Your instructions
Each line that holds the word "text" counts once; give the total for the records below and nothing else.

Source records
::::::::::

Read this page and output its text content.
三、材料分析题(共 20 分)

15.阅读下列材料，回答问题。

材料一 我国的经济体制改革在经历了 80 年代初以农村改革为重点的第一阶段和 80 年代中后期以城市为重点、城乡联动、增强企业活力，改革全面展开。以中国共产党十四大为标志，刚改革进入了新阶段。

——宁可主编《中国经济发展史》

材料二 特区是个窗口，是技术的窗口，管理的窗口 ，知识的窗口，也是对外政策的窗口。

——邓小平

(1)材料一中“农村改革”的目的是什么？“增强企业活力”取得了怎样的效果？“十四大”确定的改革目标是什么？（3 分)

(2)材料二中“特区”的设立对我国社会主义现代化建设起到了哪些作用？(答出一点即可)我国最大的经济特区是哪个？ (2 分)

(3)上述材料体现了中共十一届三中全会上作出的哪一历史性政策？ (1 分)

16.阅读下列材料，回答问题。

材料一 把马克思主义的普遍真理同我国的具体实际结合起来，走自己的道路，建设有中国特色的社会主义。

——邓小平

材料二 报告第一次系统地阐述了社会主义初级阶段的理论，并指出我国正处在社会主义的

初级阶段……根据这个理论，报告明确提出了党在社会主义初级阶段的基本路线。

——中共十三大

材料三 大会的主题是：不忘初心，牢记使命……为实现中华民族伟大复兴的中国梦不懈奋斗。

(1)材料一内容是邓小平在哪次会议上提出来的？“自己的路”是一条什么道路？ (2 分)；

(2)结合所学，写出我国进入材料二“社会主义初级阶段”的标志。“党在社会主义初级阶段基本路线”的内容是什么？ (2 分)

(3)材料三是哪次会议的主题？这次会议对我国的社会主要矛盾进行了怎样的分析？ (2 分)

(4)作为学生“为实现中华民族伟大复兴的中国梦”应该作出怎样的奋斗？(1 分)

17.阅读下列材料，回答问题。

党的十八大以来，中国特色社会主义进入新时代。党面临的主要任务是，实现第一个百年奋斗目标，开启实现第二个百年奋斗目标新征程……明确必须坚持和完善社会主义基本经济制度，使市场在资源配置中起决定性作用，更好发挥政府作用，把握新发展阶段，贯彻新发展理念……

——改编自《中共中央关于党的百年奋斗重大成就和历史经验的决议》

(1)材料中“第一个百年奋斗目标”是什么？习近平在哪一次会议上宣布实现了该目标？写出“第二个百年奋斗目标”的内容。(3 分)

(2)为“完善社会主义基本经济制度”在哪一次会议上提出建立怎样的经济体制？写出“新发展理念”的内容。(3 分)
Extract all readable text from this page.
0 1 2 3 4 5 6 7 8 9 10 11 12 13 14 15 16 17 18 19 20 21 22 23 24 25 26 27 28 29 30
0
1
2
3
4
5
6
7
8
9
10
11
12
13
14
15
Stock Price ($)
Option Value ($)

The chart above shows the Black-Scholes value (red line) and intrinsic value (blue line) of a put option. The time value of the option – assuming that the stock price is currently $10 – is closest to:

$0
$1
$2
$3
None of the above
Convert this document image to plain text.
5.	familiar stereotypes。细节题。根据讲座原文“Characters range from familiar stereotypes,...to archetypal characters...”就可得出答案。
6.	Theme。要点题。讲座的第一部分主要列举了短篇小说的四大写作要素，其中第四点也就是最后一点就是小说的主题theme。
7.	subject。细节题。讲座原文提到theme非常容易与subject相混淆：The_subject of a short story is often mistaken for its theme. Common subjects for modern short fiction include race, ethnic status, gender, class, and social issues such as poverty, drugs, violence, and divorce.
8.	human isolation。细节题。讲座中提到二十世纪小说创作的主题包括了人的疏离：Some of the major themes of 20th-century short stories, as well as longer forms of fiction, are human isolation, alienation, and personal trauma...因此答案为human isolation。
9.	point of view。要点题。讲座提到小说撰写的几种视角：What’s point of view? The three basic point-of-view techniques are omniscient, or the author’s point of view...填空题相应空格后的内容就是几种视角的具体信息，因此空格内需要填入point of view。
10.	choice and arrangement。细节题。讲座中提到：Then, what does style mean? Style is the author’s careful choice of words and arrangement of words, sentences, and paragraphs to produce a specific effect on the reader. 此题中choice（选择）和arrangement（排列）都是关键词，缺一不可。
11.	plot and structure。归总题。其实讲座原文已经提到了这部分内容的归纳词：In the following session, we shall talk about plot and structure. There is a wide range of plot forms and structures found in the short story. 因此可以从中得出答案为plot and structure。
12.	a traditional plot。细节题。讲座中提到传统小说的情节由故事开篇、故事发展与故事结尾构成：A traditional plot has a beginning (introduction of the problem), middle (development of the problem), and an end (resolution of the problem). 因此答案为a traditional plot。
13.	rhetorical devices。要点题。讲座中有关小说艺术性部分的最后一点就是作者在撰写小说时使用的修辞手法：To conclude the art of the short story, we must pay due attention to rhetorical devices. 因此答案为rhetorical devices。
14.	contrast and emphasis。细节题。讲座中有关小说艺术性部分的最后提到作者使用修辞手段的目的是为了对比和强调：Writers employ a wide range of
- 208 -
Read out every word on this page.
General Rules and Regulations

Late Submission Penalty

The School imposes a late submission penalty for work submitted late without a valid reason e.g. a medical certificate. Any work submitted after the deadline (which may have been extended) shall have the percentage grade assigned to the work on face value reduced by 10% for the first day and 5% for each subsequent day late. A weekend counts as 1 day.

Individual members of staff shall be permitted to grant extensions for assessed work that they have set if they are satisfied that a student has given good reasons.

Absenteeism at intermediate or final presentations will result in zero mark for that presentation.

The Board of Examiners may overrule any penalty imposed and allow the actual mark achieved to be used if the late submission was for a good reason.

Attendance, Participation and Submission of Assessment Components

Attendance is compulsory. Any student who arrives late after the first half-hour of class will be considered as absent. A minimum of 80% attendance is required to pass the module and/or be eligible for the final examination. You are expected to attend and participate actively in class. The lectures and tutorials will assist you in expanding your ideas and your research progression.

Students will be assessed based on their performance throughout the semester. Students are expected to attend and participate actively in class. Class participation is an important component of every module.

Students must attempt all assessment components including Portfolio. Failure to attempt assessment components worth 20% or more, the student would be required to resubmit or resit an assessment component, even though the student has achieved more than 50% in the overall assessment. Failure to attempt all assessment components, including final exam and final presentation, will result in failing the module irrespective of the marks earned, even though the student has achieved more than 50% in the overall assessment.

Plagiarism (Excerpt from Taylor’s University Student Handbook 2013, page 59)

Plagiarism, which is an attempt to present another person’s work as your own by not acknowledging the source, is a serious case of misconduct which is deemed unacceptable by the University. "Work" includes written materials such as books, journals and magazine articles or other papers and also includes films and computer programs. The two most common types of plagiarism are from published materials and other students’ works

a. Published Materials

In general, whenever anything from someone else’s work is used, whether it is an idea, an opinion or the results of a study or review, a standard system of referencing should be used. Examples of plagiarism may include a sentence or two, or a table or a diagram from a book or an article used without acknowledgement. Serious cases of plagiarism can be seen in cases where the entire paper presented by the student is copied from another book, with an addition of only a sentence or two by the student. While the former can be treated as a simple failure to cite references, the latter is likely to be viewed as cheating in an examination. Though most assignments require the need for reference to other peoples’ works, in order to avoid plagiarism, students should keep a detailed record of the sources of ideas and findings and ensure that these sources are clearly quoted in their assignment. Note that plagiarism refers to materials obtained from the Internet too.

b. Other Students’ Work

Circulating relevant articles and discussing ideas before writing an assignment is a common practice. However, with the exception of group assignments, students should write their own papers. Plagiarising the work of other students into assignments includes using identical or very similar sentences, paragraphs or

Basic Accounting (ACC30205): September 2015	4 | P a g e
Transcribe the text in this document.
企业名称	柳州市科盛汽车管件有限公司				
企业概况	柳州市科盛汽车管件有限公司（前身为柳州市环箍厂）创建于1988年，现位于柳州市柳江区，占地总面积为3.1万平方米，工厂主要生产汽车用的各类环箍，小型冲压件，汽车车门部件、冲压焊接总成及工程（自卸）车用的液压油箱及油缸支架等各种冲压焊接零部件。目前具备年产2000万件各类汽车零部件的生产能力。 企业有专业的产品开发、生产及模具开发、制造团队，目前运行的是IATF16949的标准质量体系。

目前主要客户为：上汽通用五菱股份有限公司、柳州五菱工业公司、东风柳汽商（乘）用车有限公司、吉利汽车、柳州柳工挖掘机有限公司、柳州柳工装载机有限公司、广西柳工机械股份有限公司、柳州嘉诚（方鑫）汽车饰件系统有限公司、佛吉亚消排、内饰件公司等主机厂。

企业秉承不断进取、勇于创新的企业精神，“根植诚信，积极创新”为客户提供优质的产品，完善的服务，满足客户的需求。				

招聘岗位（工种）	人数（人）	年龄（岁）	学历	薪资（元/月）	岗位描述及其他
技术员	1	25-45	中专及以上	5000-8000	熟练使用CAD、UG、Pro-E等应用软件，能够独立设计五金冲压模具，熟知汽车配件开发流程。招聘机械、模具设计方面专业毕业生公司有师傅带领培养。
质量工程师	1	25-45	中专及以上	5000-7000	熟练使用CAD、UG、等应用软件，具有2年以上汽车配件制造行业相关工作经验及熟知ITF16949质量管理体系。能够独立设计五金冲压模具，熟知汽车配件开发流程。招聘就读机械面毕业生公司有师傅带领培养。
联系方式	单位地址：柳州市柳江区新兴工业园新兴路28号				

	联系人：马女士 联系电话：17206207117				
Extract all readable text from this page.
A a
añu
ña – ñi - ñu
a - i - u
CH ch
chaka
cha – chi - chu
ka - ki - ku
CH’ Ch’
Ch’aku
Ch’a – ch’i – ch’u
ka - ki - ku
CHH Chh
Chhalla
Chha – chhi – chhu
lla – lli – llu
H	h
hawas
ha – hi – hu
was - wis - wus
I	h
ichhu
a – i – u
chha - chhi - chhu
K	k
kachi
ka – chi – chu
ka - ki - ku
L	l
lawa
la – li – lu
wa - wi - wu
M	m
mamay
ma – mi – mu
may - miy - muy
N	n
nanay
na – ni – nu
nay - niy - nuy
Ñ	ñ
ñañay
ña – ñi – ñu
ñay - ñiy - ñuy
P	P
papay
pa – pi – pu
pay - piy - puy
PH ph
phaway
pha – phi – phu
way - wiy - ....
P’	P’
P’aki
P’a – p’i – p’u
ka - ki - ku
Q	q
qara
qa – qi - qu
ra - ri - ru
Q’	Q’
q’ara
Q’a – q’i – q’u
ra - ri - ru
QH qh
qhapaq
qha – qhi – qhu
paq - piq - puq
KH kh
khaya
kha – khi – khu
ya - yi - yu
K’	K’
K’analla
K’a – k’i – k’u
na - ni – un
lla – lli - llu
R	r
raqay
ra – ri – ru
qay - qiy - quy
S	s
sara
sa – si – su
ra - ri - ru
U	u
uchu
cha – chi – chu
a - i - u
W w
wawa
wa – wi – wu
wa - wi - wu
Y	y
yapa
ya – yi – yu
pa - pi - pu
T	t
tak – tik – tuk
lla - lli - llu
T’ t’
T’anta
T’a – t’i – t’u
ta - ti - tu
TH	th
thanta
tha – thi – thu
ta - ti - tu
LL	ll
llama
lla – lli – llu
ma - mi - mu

::::::::::

Exercise answer
5